== Material ==
+++++

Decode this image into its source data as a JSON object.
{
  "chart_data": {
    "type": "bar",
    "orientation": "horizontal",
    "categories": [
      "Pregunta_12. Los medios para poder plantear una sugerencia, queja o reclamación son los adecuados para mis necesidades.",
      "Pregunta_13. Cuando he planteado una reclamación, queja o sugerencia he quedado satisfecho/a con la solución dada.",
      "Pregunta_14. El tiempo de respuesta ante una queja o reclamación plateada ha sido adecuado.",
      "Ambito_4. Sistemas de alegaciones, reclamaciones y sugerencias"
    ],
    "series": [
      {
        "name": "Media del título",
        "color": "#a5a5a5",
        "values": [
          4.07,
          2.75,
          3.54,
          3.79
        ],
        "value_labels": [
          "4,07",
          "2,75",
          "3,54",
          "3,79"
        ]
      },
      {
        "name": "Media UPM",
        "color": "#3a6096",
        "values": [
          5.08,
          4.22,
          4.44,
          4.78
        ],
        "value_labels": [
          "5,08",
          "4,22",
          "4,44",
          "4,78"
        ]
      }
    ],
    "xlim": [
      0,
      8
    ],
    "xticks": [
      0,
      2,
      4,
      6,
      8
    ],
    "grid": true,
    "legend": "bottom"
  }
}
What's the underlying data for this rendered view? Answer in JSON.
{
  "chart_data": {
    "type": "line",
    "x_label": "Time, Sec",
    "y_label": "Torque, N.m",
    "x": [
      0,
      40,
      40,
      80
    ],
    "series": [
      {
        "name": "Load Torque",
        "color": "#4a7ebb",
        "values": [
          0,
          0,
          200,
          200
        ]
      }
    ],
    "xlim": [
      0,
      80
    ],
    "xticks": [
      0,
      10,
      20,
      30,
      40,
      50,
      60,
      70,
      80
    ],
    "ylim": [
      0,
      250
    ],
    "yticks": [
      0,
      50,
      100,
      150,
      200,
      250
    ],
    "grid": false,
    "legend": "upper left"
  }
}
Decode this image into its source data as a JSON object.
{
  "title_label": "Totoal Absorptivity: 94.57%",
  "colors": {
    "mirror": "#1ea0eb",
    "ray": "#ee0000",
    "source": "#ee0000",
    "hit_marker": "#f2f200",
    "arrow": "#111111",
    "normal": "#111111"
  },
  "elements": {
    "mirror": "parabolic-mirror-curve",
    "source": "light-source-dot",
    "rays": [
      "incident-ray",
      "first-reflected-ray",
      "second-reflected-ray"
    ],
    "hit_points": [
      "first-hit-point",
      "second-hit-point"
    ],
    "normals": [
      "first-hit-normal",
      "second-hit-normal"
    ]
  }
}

+++++

Set down the listing above in full, please, exactly as it appears.

Decode this image into its source data as a JSON object.
{
  "chart_data": {
    "type": "bar",
    "orientation": "horizontal",
    "categories": [
      "Pregunta_12. Los medios para poder plantear una sugerencia, queja o reclamación son los adecuados para mis necesidades.",
      "Pregunta_13. Cuando he planteado una reclamación, queja o sugerencia he quedado satisfecho/a con la solución dada.",
      "Pregunta_14. El tiempo de respuesta ante una queja o reclamación plateada ha sido adecuado.",
      "Ambito_4. Sistemas de alegaciones, reclamaciones y sugerencias"
    ],
    "series": [
      {
        "name": "Media del título",
        "color": "#a5a5a5",
        "values": [
          4.07,
          2.75,
          3.54,
          3.79
        ],
        "value_labels": [
          "4,07",
          "2,75",
          "3,54",
          "3,79"
        ]
      },
      {
        "name": "Media UPM",
        "color": "#3a6096",
        "values": [
          5.08,
          4.22,
          4.44,
          4.78
        ],
        "value_labels": [
          "5,08",
          "4,22",
          "4,44",
          "4,78"
        ]
      }
    ],
    "xlim": [
      0,
      8
    ],
    "xticks": [
      0,
      2,
      4,
      6,
      8
    ],
    "grid": true,
    "legend": "bottom"
  }
}
What's the underlying data for this rendered view? Answer in JSON.
{
  "chart_data": {
    "type": "line",
    "x_label": "Time, Sec",
    "y_label": "Torque, N.m",
    "x": [
      0,
      40,
      40,
      80
    ],
    "series": [
      {
        "name": "Load Torque",
        "color": "#4a7ebb",
        "values": [
          0,
          0,
          200,
          200
        ]
      }
    ],
    "xlim": [
      0,
      80
    ],
    "xticks": [
      0,
      10,
      20,
      30,
      40,
      50,
      60,
      70,
      80
    ],
    "ylim": [
      0,
      250
    ],
    "yticks": [
      0,
      50,
      100,
      150,
      200,
      250
    ],
    "grid": false,
    "legend": "upper left"
  }
}
Decode this image into its source data as a JSON object.
{
  "title_label": "Totoal Absorptivity: 94.57%",
  "colors": {
    "mirror": "#1ea0eb",
    "ray": "#ee0000",
    "source": "#ee0000",
    "hit_marker": "#f2f200",
    "arrow": "#111111",
    "normal": "#111111"
  },
  "elements": {
    "mirror": "parabolic-mirror-curve",
    "source": "light-source-dot",
    "rays": [
      "incident-ray",
      "first-reflected-ray",
      "second-reflected-ray"
    ],
    "hit_points": [
      "first-hit-point",
      "second-hit-point"
    ],
    "normals": [
      "first-hit-normal",
      "second-hit-normal"
    ]
  }
}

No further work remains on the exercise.